### Set exercise
Transcribe the rows verbatim, beginning with the line that contains "post-date: 2023年9月4日 [464,407,519,416]" and ending with the line that contains "caption-text-1: If Heaven", both included.

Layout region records
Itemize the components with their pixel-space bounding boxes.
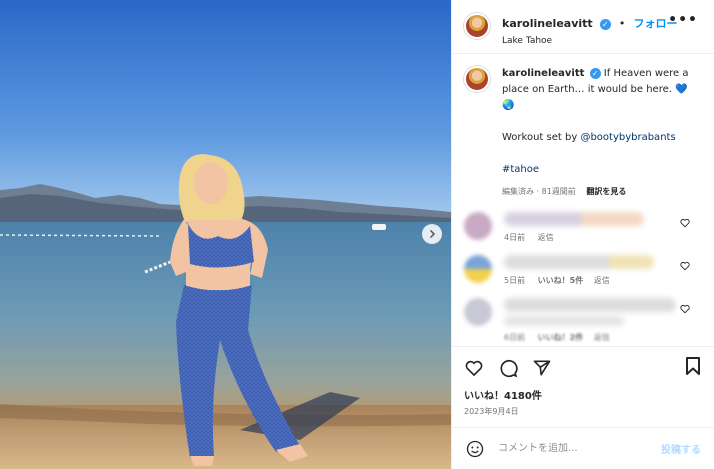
post-date: 2023年9月4日 [464,407,519,416]
caption-username[interactable]: karolineleavitt [502,68,584,79]
avatar[interactable] [464,212,492,240]
caption-edited-time: 編集済み · 81週間前 [502,187,576,196]
chevron-right-icon [429,229,436,239]
caption-text-1: If Heaven were a [603,68,689,79]
post-side-panel: karolineleavitt ✓ • フォロー Lake Tahoe ••• … [451,0,714,469]
comment-item: 6日前 いいね！2件 返信 [464,298,702,343]
caption-text-2: place on Earth… it would be here. 💙 [502,84,688,95]
verified-badge-icon: ✓ [589,68,601,79]
comment-input[interactable] [498,443,661,454]
avatar[interactable] [464,298,492,326]
heart-icon[interactable] [680,261,690,271]
bookmark-icon[interactable] [685,357,701,375]
comment-time: 6日前 [504,333,526,342]
comment-item: 4日前 返信 [464,212,702,243]
comment-like-count[interactable]: いいね！2件 [538,333,584,342]
comment-like-count[interactable]: いいね！5件 [538,276,584,285]
like-count[interactable]: いいね！4180件 [464,387,703,402]
post-comment-button[interactable]: 投稿する [661,441,701,456]
location-link[interactable]: Lake Tahoe [502,36,677,46]
comment-time: 4日前 [504,233,526,242]
mention-link[interactable]: @bootybybrabants [580,132,675,143]
carousel-next-button[interactable] [422,224,442,244]
hashtag-link[interactable]: #tahoe [502,164,539,175]
action-bar: いいね！4180件 2023年9月4日 [452,346,714,426]
avatar[interactable] [464,255,492,283]
caption: karolineleavitt ✓ If Heaven were a place… [464,66,702,200]
comment-reply-button[interactable]: 返信 [594,333,610,342]
comment-composer: 投稿する [452,427,714,469]
comment-text-redacted [504,212,644,226]
comment-reply-button[interactable]: 返信 [538,233,554,242]
share-icon[interactable] [532,358,552,378]
comments-section[interactable]: karolineleavitt ✓ If Heaven were a place… [452,54,714,346]
comment-text-redacted [504,298,676,312]
post-header: karolineleavitt ✓ • フォロー Lake Tahoe ••• [452,0,714,54]
verified-badge-icon: ✓ [599,19,611,30]
caption-workout-text: Workout set by [502,132,581,143]
more-options-icon[interactable]: ••• [668,12,698,28]
avatar[interactable] [464,13,490,39]
caption-text-3: 🌏 [502,100,515,111]
comment-item: 5日前 いいね！5件 返信 [464,255,702,286]
comment-reply-button[interactable]: 返信 [594,276,610,285]
heart-icon[interactable] [680,218,690,228]
heart-icon[interactable] [680,304,690,314]
comment-icon[interactable] [498,358,518,378]
heart-icon[interactable] [464,358,484,378]
separator: • [618,17,626,30]
comment-text-redacted [504,255,654,269]
author-username[interactable]: karolineleavitt [502,17,593,30]
photo-image [0,0,451,469]
comment-text-redacted [504,316,624,326]
avatar[interactable] [464,66,490,92]
comment-time: 5日前 [504,276,526,285]
post-photo[interactable] [0,0,451,469]
see-translation-link[interactable]: 翻訳を見る [586,187,626,196]
emoji-icon[interactable] [466,440,484,458]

### Answer below
post-date: 2023年9月4日 [464,407,519,416]
caption-username[interactable]: karolineleavitt [502,68,584,79]
avatar[interactable] [464,212,492,240]
caption-edited-time: 編集済み · 81週間前 [502,187,576,196]
chevron-right-icon [429,229,436,239]
caption-text-1: If Heaven were a [603,68,689,79]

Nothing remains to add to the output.